━━ Items

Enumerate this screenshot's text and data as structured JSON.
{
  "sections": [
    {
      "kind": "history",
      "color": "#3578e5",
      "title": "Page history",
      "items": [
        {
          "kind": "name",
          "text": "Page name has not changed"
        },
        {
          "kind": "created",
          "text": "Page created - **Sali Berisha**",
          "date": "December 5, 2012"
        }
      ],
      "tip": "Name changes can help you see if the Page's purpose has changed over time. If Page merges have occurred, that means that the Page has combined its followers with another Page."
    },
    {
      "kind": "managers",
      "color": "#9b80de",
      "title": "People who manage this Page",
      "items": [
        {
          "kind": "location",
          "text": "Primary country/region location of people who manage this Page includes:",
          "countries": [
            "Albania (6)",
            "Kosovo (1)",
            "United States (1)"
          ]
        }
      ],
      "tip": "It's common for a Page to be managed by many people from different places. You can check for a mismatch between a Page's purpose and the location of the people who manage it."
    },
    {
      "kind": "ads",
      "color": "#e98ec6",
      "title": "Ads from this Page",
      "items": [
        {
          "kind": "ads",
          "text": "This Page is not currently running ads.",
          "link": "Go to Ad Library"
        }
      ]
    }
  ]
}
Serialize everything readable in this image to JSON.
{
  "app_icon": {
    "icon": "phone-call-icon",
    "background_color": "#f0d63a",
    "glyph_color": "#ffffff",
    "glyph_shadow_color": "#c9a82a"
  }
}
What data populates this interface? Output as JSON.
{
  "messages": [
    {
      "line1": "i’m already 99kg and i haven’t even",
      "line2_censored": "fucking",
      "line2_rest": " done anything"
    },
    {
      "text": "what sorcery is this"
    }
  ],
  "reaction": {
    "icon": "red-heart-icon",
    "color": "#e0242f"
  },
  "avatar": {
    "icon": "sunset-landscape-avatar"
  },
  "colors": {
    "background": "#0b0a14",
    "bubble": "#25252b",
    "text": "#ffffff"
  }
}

━━━━

Starting at the line that contains "What data populates", output each remaining line of the listing, the last line included, exactly as it appears.

What data populates this interface? Output as JSON.
{
  "messages": [
    {
      "line1": "i’m already 99kg and i haven’t even",
      "line2_censored": "fucking",
      "line2_rest": " done anything"
    },
    {
      "text": "what sorcery is this"
    }
  ],
  "reaction": {
    "icon": "red-heart-icon",
    "color": "#e0242f"
  },
  "avatar": {
    "icon": "sunset-landscape-avatar"
  },
  "colors": {
    "background": "#0b0a14",
    "bubble": "#25252b",
    "text": "#ffffff"
  }
}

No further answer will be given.